- **Listing**:
-- BEGIN --

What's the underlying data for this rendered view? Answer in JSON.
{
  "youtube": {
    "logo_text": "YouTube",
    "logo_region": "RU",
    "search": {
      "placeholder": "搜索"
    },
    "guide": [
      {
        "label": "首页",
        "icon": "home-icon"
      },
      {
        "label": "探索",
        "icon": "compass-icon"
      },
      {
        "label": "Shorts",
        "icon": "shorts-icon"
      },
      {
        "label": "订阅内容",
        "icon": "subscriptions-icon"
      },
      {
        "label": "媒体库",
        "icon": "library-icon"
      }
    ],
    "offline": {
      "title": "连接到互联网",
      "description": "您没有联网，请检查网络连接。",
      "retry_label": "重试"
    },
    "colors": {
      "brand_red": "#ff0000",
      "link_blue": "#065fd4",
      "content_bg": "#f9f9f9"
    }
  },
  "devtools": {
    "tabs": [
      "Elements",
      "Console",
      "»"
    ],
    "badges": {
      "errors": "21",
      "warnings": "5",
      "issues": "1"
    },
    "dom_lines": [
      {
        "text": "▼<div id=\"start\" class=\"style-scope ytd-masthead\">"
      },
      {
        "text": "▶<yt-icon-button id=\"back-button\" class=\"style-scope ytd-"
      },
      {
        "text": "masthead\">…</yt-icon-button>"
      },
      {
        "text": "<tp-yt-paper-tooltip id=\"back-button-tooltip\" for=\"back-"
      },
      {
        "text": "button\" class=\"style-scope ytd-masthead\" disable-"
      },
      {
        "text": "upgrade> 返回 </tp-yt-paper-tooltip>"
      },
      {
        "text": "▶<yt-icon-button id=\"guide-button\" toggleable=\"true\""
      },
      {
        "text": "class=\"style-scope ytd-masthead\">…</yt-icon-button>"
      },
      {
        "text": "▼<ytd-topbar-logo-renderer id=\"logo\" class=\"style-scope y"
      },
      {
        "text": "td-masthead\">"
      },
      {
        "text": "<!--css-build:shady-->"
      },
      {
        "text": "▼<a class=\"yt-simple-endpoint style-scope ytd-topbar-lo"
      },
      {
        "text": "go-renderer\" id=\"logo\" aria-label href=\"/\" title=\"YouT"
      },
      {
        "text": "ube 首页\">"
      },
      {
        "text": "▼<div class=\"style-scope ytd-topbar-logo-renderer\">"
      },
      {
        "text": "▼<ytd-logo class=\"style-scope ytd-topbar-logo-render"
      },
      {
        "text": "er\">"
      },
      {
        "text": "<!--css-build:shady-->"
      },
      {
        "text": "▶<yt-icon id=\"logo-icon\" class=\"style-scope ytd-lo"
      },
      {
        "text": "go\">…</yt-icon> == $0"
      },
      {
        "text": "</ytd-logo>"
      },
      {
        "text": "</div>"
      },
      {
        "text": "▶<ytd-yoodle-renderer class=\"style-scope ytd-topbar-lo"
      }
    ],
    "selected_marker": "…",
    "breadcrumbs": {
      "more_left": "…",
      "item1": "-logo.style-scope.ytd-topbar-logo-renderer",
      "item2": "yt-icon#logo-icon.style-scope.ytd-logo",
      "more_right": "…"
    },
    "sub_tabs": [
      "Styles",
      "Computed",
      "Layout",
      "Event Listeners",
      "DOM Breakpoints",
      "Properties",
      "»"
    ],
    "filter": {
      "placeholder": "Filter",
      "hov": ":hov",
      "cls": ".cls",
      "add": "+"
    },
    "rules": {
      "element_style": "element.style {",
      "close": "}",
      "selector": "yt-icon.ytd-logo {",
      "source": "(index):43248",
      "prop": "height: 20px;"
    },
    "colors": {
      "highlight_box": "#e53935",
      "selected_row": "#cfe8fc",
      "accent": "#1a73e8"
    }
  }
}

-- END --

- **Work required**: Write out all the entries exactly.

- **Task response**:
What's the underlying data for this rendered view? Answer in JSON.
{
  "youtube": {
    "logo_text": "YouTube",
    "logo_region": "RU",
    "search": {
      "placeholder": "搜索"
    },
    "guide": [
      {
        "label": "首页",
        "icon": "home-icon"
      },
      {
        "label": "探索",
        "icon": "compass-icon"
      },
      {
        "label": "Shorts",
        "icon": "shorts-icon"
      },
      {
        "label": "订阅内容",
        "icon": "subscriptions-icon"
      },
      {
        "label": "媒体库",
        "icon": "library-icon"
      }
    ],
    "offline": {
      "title": "连接到互联网",
      "description": "您没有联网，请检查网络连接。",
      "retry_label": "重试"
    },
    "colors": {
      "brand_red": "#ff0000",
      "link_blue": "#065fd4",
      "content_bg": "#f9f9f9"
    }
  },
  "devtools": {
    "tabs": [
      "Elements",
      "Console",
      "»"
    ],
    "badges": {
      "errors": "21",
      "warnings": "5",
      "issues": "1"
    },
    "dom_lines": [
      {
        "text": "▼<div id=\"start\" class=\"style-scope ytd-masthead\">"
      },
      {
        "text": "▶<yt-icon-button id=\"back-button\" class=\"style-scope ytd-"
      },
      {
        "text": "masthead\">…</yt-icon-button>"
      },
      {
        "text": "<tp-yt-paper-tooltip id=\"back-button-tooltip\" for=\"back-"
      },
      {
        "text": "button\" class=\"style-scope ytd-masthead\" disable-"
      },
      {
        "text": "upgrade> 返回 </tp-yt-paper-tooltip>"
      },
      {
        "text": "▶<yt-icon-button id=\"guide-button\" toggleable=\"true\""
      },
      {
        "text": "class=\"style-scope ytd-masthead\">…</yt-icon-button>"
      },
      {
        "text": "▼<ytd-topbar-logo-renderer id=\"logo\" class=\"style-scope y"
      },
      {
        "text": "td-masthead\">"
      },
      {
        "text": "<!--css-build:shady-->"
      },
      {
        "text": "▼<a class=\"yt-simple-endpoint style-scope ytd-topbar-lo"
      },
      {
        "text": "go-renderer\" id=\"logo\" aria-label href=\"/\" title=\"YouT"
      },
      {
        "text": "ube 首页\">"
      },
      {
        "text": "▼<div class=\"style-scope ytd-topbar-logo-renderer\">"
      },
      {
        "text": "▼<ytd-logo class=\"style-scope ytd-topbar-logo-render"
      },
      {
        "text": "er\">"
      },
      {
        "text": "<!--css-build:shady-->"
      },
      {
        "text": "▶<yt-icon id=\"logo-icon\" class=\"style-scope ytd-lo"
      },
      {
        "text": "go\">…</yt-icon> == $0"
      },
      {
        "text": "</ytd-logo>"
      },
      {
        "text": "</div>"
      },
      {
        "text": "▶<ytd-yoodle-renderer class=\"style-scope ytd-topbar-lo"
      }
    ],
    "selected_marker": "…",
    "breadcrumbs": {
      "more_left": "…",
      "item1": "-logo.style-scope.ytd-topbar-logo-renderer",
      "item2": "yt-icon#logo-icon.style-scope.ytd-logo",
      "more_right": "…"
    },
    "sub_tabs": [
      "Styles",
      "Computed",
      "Layout",
      "Event Listeners",
      "DOM Breakpoints",
      "Properties",
      "»"
    ],
    "filter": {
      "placeholder": "Filter",
      "hov": ":hov",
      "cls": ".cls",
      "add": "+"
    },
    "rules": {
      "element_style": "element.style {",
      "close": "}",
      "selector": "yt-icon.ytd-logo {",
      "source": "(index):43248",
      "prop": "height: 20px;"
    },
    "colors": {
      "highlight_box": "#e53935",
      "selected_row": "#cfe8fc",
      "accent": "#1a73e8"
    }
  }
}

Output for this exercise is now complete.